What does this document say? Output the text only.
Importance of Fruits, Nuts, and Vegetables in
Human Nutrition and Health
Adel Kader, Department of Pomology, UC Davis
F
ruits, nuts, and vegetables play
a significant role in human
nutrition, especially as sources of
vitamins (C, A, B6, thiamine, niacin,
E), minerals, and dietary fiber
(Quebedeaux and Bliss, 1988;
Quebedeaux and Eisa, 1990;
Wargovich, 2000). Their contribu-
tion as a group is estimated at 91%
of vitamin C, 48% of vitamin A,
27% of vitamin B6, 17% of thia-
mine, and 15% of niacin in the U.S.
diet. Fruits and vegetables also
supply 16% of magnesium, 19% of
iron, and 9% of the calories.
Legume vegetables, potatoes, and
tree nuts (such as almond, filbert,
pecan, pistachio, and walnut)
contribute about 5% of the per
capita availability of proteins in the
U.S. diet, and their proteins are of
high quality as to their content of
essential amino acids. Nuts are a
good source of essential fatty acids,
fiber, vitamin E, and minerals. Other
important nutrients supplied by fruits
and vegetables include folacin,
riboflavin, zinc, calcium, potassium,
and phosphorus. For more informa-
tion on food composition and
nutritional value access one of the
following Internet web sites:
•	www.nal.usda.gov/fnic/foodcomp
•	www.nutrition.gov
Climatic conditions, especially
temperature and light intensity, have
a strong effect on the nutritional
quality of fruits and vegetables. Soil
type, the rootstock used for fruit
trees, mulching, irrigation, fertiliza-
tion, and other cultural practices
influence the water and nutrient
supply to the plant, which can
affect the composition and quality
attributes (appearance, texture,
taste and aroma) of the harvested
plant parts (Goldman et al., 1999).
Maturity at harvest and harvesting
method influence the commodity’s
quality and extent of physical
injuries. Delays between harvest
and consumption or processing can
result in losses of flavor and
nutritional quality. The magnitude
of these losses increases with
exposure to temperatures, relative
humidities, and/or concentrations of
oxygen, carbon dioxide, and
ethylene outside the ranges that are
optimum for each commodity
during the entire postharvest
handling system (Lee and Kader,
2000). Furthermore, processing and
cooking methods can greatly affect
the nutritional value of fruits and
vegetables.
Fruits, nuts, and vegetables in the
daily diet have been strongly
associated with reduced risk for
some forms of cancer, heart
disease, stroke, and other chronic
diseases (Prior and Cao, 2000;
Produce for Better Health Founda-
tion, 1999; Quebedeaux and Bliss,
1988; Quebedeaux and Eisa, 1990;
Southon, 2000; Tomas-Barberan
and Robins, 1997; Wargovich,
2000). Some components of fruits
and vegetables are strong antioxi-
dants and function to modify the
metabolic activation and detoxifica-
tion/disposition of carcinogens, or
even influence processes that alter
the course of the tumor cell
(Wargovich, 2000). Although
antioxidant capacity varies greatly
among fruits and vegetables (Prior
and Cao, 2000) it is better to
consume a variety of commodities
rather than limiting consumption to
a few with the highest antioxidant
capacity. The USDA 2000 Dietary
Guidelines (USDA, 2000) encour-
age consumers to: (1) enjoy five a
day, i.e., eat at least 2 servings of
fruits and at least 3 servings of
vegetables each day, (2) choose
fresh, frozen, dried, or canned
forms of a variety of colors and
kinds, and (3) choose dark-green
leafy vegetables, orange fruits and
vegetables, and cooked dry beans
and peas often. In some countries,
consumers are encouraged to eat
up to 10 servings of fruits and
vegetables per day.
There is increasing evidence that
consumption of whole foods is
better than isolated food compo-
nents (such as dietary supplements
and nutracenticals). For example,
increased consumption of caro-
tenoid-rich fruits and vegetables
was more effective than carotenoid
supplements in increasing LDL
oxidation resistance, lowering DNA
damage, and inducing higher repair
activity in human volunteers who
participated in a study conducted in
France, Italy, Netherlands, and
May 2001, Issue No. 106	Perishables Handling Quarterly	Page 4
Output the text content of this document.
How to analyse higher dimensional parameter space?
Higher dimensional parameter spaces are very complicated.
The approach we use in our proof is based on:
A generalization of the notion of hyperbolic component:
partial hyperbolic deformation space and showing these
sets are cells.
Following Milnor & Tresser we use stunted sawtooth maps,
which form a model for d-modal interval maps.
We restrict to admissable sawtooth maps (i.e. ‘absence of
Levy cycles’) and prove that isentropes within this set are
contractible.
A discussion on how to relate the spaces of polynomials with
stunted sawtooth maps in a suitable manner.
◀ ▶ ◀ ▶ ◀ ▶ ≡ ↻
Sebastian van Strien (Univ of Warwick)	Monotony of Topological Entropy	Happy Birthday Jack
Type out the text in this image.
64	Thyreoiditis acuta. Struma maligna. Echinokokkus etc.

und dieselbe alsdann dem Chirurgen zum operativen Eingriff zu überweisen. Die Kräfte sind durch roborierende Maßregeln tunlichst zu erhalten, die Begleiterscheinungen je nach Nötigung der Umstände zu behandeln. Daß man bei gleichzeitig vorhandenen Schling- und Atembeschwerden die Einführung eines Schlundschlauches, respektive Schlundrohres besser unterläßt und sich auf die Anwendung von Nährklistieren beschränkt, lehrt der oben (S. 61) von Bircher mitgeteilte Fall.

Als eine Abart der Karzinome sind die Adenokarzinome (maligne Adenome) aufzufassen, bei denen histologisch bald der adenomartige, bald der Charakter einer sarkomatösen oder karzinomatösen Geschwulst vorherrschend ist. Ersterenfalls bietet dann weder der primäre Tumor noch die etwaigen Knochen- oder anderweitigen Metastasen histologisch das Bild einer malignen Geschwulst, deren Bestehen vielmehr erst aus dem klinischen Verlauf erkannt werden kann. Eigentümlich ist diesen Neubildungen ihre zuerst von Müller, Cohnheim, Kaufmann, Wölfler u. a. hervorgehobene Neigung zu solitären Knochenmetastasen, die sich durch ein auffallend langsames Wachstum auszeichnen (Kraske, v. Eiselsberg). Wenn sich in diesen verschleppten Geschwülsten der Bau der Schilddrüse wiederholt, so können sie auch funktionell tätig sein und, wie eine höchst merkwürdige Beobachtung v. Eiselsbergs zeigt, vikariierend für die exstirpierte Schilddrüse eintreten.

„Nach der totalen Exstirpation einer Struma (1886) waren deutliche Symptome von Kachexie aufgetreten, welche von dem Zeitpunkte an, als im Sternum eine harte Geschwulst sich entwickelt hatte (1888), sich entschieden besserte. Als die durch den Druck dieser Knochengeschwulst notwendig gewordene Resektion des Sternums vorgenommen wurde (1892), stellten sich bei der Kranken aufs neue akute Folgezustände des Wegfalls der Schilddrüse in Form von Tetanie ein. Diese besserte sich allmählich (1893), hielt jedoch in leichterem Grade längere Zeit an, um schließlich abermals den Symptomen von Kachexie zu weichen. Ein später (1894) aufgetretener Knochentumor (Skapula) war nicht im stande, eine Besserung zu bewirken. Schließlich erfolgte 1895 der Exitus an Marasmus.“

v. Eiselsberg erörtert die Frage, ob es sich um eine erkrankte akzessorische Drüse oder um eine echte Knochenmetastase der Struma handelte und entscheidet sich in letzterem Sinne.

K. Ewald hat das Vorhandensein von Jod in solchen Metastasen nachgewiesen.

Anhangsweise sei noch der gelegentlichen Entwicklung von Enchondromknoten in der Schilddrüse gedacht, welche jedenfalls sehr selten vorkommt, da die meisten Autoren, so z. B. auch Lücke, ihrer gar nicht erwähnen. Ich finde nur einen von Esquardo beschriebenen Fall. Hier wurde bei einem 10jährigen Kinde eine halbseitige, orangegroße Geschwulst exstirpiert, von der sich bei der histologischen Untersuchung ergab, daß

• • • •

> **Task to carry out**: Which lines in the data hold the string "maps"? Copy each of them.

> **Worked solution**:
Following Milnor & Tresser we use stunted sawtooth maps,
which form a model for d-modal interval maps.
We restrict to admissable sawtooth maps (i.e. ‘absence of
stunted sawtooth maps in a suitable manner.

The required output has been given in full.